Would you please return all of the entries below exactly as shown?
= Beginning of Section =
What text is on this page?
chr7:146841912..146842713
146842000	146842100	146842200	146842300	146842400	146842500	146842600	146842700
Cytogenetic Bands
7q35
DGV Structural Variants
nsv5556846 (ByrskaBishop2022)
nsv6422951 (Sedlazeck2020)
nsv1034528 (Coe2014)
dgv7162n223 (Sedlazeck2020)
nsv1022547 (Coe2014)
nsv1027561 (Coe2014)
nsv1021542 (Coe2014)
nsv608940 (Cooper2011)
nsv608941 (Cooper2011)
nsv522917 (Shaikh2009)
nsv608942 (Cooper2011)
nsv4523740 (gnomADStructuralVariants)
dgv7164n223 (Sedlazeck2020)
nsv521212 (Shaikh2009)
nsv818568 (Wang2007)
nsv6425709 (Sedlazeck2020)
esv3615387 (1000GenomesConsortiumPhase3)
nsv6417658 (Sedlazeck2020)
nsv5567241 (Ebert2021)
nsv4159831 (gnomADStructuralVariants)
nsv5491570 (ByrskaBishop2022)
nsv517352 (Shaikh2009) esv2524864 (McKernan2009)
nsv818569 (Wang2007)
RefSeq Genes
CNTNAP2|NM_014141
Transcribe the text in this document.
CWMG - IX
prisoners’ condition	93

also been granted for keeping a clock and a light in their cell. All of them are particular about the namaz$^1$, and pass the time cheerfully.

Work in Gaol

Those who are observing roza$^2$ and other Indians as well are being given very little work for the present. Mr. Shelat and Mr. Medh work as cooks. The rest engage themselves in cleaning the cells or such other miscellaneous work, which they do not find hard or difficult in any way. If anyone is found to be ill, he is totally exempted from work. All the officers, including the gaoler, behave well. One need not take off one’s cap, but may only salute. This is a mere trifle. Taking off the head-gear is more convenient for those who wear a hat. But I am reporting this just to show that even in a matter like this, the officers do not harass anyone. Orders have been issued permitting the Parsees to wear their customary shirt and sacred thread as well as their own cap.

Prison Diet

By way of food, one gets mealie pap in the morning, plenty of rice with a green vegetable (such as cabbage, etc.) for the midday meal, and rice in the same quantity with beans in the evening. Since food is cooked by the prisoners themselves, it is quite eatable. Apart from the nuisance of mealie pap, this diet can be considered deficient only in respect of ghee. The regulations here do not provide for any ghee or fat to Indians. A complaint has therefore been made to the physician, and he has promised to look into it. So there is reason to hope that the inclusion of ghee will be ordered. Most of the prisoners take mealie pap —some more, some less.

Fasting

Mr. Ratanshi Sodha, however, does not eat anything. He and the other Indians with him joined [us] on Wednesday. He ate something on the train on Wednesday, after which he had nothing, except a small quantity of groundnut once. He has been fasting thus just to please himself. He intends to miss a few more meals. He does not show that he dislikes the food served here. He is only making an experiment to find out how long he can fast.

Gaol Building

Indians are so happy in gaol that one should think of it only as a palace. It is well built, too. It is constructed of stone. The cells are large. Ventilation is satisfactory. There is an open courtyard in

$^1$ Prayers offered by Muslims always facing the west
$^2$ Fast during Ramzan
= End of Section =
:: Exercise result ::
What text is on this page?
chr7:146841912..146842713
146842000	146842100	146842200	146842300	146842400	146842500	146842600	146842700
Cytogenetic Bands
7q35
DGV Structural Variants
nsv5556846 (ByrskaBishop2022)
nsv6422951 (Sedlazeck2020)
nsv1034528 (Coe2014)
dgv7162n223 (Sedlazeck2020)
nsv1022547 (Coe2014)
nsv1027561 (Coe2014)
nsv1021542 (Coe2014)
nsv608940 (Cooper2011)
nsv608941 (Cooper2011)
nsv522917 (Shaikh2009)
nsv608942 (Cooper2011)
nsv4523740 (gnomADStructuralVariants)
dgv7164n223 (Sedlazeck2020)
nsv521212 (Shaikh2009)
nsv818568 (Wang2007)
nsv6425709 (Sedlazeck2020)
esv3615387 (1000GenomesConsortiumPhase3)
nsv6417658 (Sedlazeck2020)
nsv5567241 (Ebert2021)
nsv4159831 (gnomADStructuralVariants)
nsv5491570 (ByrskaBishop2022)
nsv517352 (Shaikh2009) esv2524864 (McKernan2009)
nsv818569 (Wang2007)
RefSeq Genes
CNTNAP2|NM_014141
Transcribe the text in this document.
CWMG - IX
prisoners’ condition	93

also been granted for keeping a clock and a light in their cell. All of them are particular about the namaz$^1$, and pass the time cheerfully.

Work in Gaol

Those who are observing roza$^2$ and other Indians as well are being given very little work for the present. Mr. Shelat and Mr. Medh work as cooks. The rest engage themselves in cleaning the cells or such other miscellaneous work, which they do not find hard or difficult in any way. If anyone is found to be ill, he is totally exempted from work. All the officers, including the gaoler, behave well. One need not take off one’s cap, but may only salute. This is a mere trifle. Taking off the head-gear is more convenient for those who wear a hat. But I am reporting this just to show that even in a matter like this, the officers do not harass anyone. Orders have been issued permitting the Parsees to wear their customary shirt and sacred thread as well as their own cap.

Prison Diet

By way of food, one gets mealie pap in the morning, plenty of rice with a green vegetable (such as cabbage, etc.) for the midday meal, and rice in the same quantity with beans in the evening. Since food is cooked by the prisoners themselves, it is quite eatable. Apart from the nuisance of mealie pap, this diet can be considered deficient only in respect of ghee. The regulations here do not provide for any ghee or fat to Indians. A complaint has therefore been made to the physician, and he has promised to look into it. So there is reason to hope that the inclusion of ghee will be ordered. Most of the prisoners take mealie pap —some more, some less.

Fasting

Mr. Ratanshi Sodha, however, does not eat anything. He and the other Indians with him joined [us] on Wednesday. He ate something on the train on Wednesday, after which he had nothing, except a small quantity of groundnut once. He has been fasting thus just to please himself. He intends to miss a few more meals. He does not show that he dislikes the food served here. He is only making an experiment to find out how long he can fast.

Gaol Building

Indians are so happy in gaol that one should think of it only as a palace. It is well built, too. It is constructed of stone. The cells are large. Ventilation is satisfactory. There is an open courtyard in

$^1$ Prayers offered by Muslims always facing the west
$^2$ Fast during Ramzan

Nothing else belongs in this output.